> _PROBLEM_: Pull out every line from the listing that has the word "this".

[Records from a collection of figures]

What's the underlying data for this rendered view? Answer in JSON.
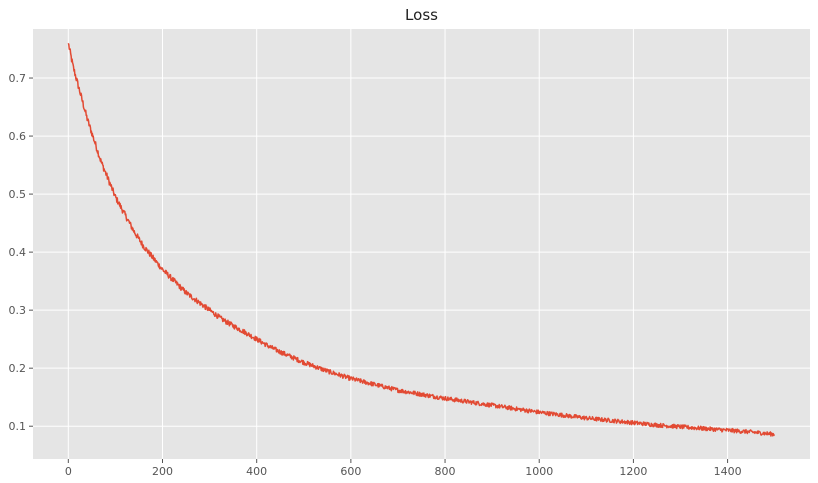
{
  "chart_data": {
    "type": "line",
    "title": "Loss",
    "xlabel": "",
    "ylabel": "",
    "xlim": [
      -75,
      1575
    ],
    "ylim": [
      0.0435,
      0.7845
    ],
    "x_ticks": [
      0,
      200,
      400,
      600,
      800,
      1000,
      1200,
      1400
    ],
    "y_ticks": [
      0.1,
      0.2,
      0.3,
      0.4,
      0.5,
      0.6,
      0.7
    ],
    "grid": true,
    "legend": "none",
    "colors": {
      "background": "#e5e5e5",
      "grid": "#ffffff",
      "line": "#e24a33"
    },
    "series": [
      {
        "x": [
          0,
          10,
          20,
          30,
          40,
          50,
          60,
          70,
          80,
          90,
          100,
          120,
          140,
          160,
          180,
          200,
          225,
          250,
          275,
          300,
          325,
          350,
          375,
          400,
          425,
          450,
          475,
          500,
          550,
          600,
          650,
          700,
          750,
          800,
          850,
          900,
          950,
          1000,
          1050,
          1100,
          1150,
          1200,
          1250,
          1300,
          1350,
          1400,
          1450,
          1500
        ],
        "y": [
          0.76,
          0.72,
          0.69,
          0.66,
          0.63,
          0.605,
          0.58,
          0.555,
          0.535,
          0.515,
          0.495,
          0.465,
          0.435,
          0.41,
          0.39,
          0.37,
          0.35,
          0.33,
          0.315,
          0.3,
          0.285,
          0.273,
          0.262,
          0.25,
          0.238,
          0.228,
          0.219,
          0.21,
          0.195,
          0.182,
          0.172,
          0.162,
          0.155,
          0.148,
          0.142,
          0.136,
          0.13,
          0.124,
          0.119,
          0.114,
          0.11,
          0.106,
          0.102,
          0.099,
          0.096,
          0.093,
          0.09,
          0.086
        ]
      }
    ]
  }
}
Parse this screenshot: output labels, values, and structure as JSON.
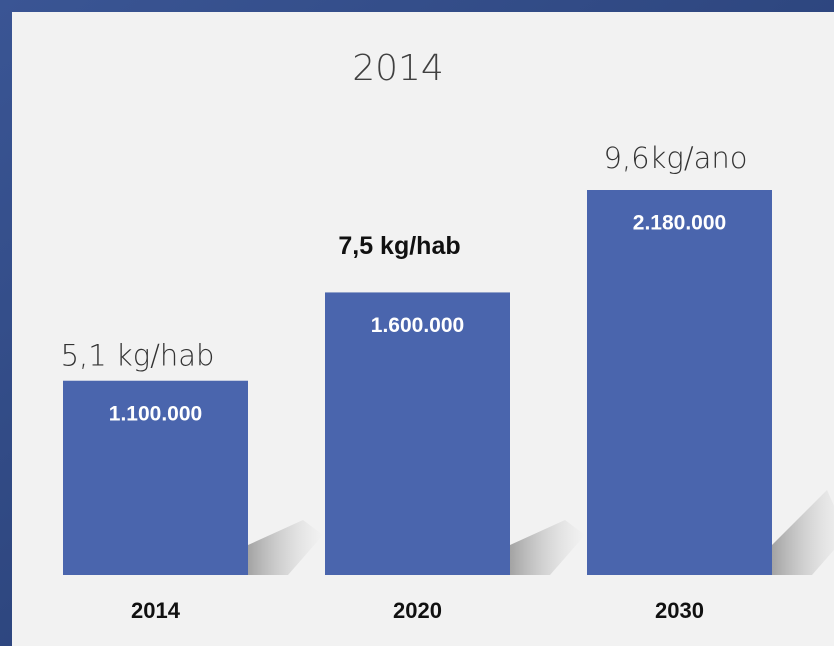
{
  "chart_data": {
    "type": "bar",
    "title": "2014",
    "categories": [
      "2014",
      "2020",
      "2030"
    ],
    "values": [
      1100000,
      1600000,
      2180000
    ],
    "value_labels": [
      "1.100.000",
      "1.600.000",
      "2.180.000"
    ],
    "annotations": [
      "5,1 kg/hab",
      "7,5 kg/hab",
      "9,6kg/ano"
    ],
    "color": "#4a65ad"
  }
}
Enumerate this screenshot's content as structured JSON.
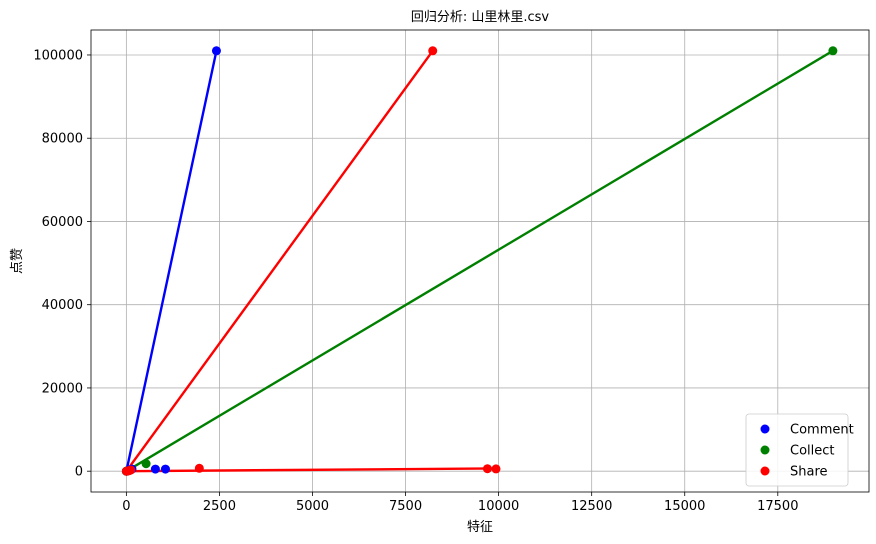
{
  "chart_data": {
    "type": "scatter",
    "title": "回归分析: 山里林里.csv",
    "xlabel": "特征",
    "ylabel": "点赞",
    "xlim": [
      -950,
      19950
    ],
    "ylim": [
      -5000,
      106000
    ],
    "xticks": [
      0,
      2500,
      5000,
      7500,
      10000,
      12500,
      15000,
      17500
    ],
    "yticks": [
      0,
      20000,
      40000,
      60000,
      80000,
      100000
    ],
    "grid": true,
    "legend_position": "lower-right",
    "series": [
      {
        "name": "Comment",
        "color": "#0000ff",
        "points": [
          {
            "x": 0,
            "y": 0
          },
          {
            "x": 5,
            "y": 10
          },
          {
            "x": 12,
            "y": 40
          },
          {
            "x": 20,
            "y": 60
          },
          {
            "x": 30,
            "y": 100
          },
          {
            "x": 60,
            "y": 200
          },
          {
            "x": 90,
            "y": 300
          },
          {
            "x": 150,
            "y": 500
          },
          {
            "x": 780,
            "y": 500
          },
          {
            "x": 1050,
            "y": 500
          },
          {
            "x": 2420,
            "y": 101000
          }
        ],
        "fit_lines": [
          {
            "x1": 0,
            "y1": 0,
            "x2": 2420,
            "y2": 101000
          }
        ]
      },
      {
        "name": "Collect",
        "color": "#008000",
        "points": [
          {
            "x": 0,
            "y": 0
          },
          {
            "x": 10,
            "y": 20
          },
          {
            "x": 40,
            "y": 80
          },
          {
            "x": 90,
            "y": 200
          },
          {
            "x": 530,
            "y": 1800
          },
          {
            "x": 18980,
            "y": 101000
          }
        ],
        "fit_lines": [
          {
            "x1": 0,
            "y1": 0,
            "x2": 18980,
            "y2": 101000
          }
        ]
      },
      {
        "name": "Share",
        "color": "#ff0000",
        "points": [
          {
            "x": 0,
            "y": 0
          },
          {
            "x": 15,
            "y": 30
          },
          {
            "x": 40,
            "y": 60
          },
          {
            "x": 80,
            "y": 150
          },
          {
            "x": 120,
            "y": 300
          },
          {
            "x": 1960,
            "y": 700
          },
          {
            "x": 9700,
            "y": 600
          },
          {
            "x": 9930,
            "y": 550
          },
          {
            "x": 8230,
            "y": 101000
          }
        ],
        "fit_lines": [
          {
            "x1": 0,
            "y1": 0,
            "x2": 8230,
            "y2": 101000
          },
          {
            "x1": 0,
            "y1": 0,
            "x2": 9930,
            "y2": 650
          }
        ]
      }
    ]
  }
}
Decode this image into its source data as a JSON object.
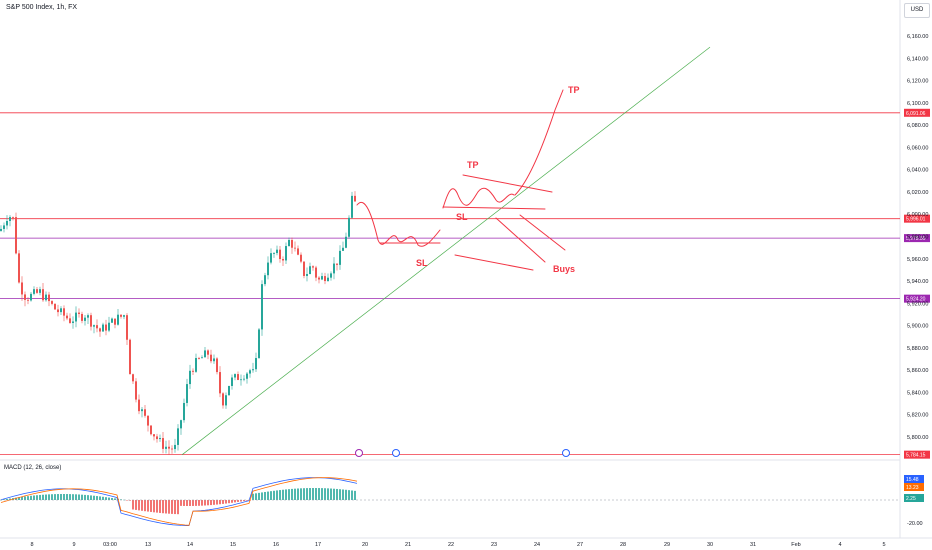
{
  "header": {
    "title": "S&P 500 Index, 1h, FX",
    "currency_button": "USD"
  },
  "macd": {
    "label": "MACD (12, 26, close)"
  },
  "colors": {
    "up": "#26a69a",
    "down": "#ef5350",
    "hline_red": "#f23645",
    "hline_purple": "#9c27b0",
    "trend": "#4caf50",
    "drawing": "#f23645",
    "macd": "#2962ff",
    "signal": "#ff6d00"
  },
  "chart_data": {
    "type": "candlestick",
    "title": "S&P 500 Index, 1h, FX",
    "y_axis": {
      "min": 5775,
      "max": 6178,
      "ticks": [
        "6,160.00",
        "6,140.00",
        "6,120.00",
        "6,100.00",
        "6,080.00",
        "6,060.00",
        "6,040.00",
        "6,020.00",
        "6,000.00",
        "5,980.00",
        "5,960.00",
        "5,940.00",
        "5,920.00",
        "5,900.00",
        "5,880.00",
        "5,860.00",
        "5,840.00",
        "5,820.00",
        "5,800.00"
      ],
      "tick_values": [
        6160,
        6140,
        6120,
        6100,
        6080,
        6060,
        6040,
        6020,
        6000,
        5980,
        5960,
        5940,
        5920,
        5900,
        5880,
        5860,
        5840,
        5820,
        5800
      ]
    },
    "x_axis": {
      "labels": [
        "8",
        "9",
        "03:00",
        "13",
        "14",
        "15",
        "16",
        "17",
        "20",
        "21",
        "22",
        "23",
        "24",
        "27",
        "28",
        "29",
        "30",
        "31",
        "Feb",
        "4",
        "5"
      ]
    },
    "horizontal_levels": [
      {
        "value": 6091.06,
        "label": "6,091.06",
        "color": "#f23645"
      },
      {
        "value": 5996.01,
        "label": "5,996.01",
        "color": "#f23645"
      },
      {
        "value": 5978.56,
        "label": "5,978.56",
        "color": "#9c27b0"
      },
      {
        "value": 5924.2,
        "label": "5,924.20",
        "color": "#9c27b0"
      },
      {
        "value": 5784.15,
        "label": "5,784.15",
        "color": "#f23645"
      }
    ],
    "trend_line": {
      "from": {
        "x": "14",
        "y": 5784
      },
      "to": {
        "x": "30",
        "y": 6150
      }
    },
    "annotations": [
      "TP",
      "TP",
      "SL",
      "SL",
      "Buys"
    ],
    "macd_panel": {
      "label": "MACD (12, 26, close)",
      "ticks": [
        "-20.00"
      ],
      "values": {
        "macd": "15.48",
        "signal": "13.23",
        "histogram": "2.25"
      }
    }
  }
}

> _FINISHED EXERCISE_:
What's the underlying data for this rendered view? Answer in JSON.
Parse this screenshot: output labels, values, and structure as JSON.
Enumerate this screenshot's content as structured JSON.
Decode this image into its source data as a JSON object.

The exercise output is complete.